** Begin STORED RECORDS **

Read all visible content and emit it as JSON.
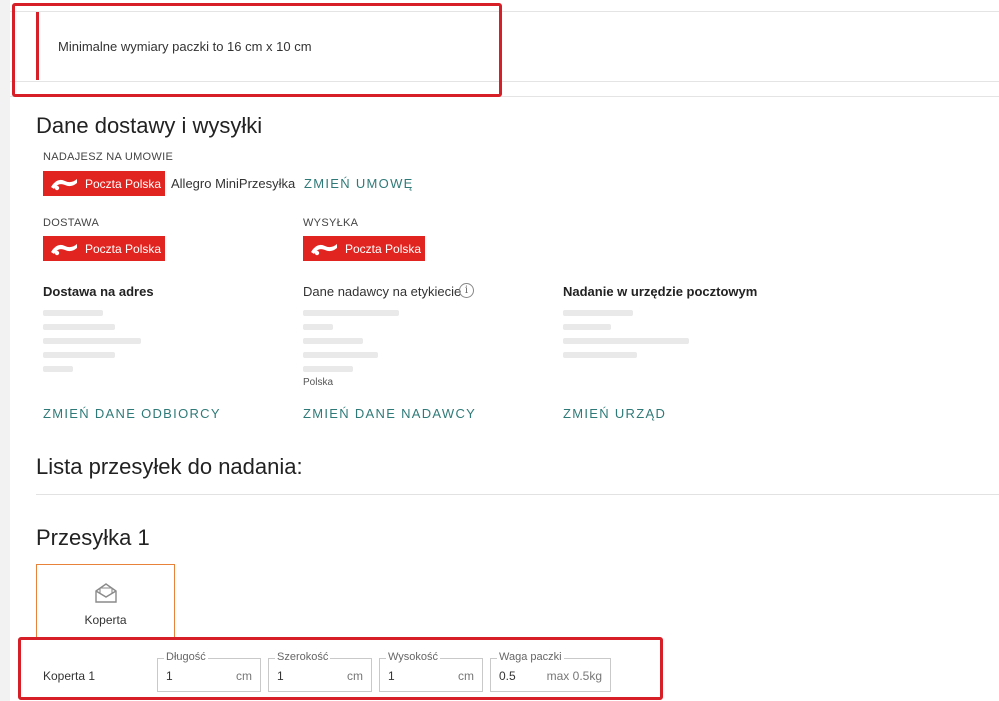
{
  "notice": {
    "text": "Minimalne wymiary paczki to 16 cm x 10 cm"
  },
  "delivery": {
    "title": "Dane dostawy i wysyłki",
    "contract_label": "NADAJESZ NA UMOWIE",
    "contract_name": "Allegro MiniPrzesyłka",
    "change_contract": "ZMIEŃ UMOWĘ",
    "brand": "Poczta Polska",
    "dostawa_label": "DOSTAWA",
    "wysylka_label": "WYSYŁKA",
    "address_title": "Dostawa na adres",
    "sender_title": "Dane nadawcy na etykiecie",
    "office_title": "Nadanie w urzędzie pocztowym",
    "sender_country": "Polska",
    "change_recipient": "ZMIEŃ DANE ODBIORCY",
    "change_sender": "ZMIEŃ DANE NADAWCY",
    "change_office": "ZMIEŃ URZĄD"
  },
  "list": {
    "title": "Lista przesyłek do nadania:"
  },
  "shipment": {
    "title": "Przesyłka 1",
    "package_type": "Koperta",
    "row_label": "Koperta 1",
    "fields": {
      "length": {
        "legend": "Długość",
        "value": "1",
        "unit": "cm"
      },
      "width": {
        "legend": "Szerokość",
        "value": "1",
        "unit": "cm"
      },
      "height": {
        "legend": "Wysokość",
        "value": "1",
        "unit": "cm"
      },
      "weight": {
        "legend": "Waga paczki",
        "value": "0.5",
        "unit": "max 0.5kg"
      }
    }
  },
  "colors": {
    "brand_red": "#e1241f",
    "link_teal": "#2f7a78",
    "highlight": "#d61f26",
    "tile_border": "#e8813a"
  }
}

** End STORED RECORDS **

Pictures don't belong in the copy. Restate all the entries exactly.

Read all visible content and emit it as JSON.
{
  "notice": {
    "text": "Minimalne wymiary paczki to 16 cm x 10 cm"
  },
  "delivery": {
    "title": "Dane dostawy i wysyłki",
    "contract_label": "NADAJESZ NA UMOWIE",
    "contract_name": "Allegro MiniPrzesyłka",
    "change_contract": "ZMIEŃ UMOWĘ",
    "brand": "Poczta Polska",
    "dostawa_label": "DOSTAWA",
    "wysylka_label": "WYSYŁKA",
    "address_title": "Dostawa na adres",
    "sender_title": "Dane nadawcy na etykiecie",
    "office_title": "Nadanie w urzędzie pocztowym",
    "sender_country": "Polska",
    "change_recipient": "ZMIEŃ DANE ODBIORCY",
    "change_sender": "ZMIEŃ DANE NADAWCY",
    "change_office": "ZMIEŃ URZĄD"
  },
  "list": {
    "title": "Lista przesyłek do nadania:"
  },
  "shipment": {
    "title": "Przesyłka 1",
    "package_type": "Koperta",
    "row_label": "Koperta 1",
    "fields": {
      "length": {
        "legend": "Długość",
        "value": "1",
        "unit": "cm"
      },
      "width": {
        "legend": "Szerokość",
        "value": "1",
        "unit": "cm"
      },
      "height": {
        "legend": "Wysokość",
        "value": "1",
        "unit": "cm"
      },
      "weight": {
        "legend": "Waga paczki",
        "value": "0.5",
        "unit": "max 0.5kg"
      }
    }
  },
  "colors": {
    "brand_red": "#e1241f",
    "link_teal": "#2f7a78",
    "highlight": "#d61f26",
    "tile_border": "#e8813a"
  }
}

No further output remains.